-- Document --
• • • • • • •

FIG. 6 illustrates how compact representations of scaling functions can be generated, according to various embodiments. As shown, values of a scaling function 602 for one resolution can be input as fj(Y) into linear functions of the form fi(Y)=a*fj(Y)+b to obtain predictions of values of scaling functions for other resolutions 614, 616, and 618. This is because the scaling functions at different resolutions are often similar to each other, which can be due to the fact that the film grain strength varies in a similar way between different areas of the picture/frame. In this case, the relationship between the grain intensity will likely stay the same for different resolutions, even though the intensity values themselves can be quite different. The difference between intensity/strength of the film grain at different resolutions are related to the fact the film grain and other noise, such as sensor noise, is low-pass filtered during downscaling of an image or video sequence, described above.

• • • • • • •

-- Task list --
(1) According to the passage on film grain scaling functions, what happens during downscaling that makes film grain intensity differ between resolutions?
(2) Carry on the passage on film grain scaling functions from its last sentence, in the same technical style.

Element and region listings

• • • • • • •

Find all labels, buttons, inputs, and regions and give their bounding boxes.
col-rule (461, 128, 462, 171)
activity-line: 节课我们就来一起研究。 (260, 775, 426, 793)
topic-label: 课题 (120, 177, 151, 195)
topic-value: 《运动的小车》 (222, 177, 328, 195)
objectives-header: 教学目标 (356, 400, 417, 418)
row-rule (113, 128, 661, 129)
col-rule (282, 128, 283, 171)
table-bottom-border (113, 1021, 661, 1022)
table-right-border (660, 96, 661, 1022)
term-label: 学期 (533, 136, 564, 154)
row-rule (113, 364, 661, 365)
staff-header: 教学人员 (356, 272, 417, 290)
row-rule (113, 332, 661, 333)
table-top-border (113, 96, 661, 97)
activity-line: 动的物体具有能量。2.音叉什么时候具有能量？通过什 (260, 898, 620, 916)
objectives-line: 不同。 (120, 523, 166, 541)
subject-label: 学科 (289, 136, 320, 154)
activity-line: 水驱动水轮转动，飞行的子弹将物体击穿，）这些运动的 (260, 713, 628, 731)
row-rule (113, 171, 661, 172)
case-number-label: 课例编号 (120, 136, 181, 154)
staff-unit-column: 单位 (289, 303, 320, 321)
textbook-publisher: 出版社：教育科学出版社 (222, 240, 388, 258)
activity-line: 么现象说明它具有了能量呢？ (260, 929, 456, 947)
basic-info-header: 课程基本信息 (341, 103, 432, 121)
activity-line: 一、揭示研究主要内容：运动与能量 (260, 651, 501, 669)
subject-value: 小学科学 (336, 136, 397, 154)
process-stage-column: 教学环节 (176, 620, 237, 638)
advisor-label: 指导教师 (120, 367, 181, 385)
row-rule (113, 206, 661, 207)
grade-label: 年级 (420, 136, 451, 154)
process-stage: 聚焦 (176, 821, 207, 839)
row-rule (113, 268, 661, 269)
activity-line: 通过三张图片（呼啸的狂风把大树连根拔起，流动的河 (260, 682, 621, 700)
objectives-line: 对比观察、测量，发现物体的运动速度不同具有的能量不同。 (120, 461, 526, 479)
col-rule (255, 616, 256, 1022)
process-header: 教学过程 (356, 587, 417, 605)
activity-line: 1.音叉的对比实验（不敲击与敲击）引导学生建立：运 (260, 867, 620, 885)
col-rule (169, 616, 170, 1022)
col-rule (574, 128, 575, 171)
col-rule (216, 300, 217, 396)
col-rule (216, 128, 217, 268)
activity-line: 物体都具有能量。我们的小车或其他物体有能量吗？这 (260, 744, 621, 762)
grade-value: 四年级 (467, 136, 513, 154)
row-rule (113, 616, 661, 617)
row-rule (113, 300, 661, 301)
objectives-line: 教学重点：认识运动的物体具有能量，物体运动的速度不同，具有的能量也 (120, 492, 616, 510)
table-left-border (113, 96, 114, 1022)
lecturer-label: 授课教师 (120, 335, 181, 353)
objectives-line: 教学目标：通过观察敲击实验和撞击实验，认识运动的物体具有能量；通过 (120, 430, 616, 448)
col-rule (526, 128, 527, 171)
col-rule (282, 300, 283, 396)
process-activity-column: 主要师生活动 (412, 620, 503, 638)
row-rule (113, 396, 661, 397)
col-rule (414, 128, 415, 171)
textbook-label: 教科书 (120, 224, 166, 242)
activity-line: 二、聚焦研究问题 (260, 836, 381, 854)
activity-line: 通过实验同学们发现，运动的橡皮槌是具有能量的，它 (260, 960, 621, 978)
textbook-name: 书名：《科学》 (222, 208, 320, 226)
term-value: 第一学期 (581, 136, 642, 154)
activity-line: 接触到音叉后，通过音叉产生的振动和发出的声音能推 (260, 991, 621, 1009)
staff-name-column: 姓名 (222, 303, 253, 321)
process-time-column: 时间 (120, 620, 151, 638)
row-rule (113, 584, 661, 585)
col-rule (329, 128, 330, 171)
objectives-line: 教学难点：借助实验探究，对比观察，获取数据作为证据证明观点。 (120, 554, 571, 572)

• • • • • • •

-- Per-task answers --
(1) The film grain and other noise, such as sensor noise, is low-pass filtered during downscaling of an image or video sequence.

(2)
In some embodiments, the compact representation generator 416 can determine the linear functions via a least square linear regression technique and include coefficients a and b of the linear functions in a parameter bitstream (e.g., parameter bitstream 424), as described above in conjunction with FIG. 4. In some embodiments, the compact representation generator 416 can further generate the compact representations to include residuals between the predictions of the other scaling functions 614, 616, and 618 and the actual other scaling functions 604, 616, and 618, respectively. In such cases, the residuals can include the differences between the predictions of the other scaling functions 614, 616, and 618 and the actual other scaling functions 604, 616, and 618, respectively at one or more points. Further, in some embodiments, the residuals can be encoded to any suitable degree of precision using lossy encoding, or in any other technically feasible manner, in order to limit the number of bits that are transmitted for each residual.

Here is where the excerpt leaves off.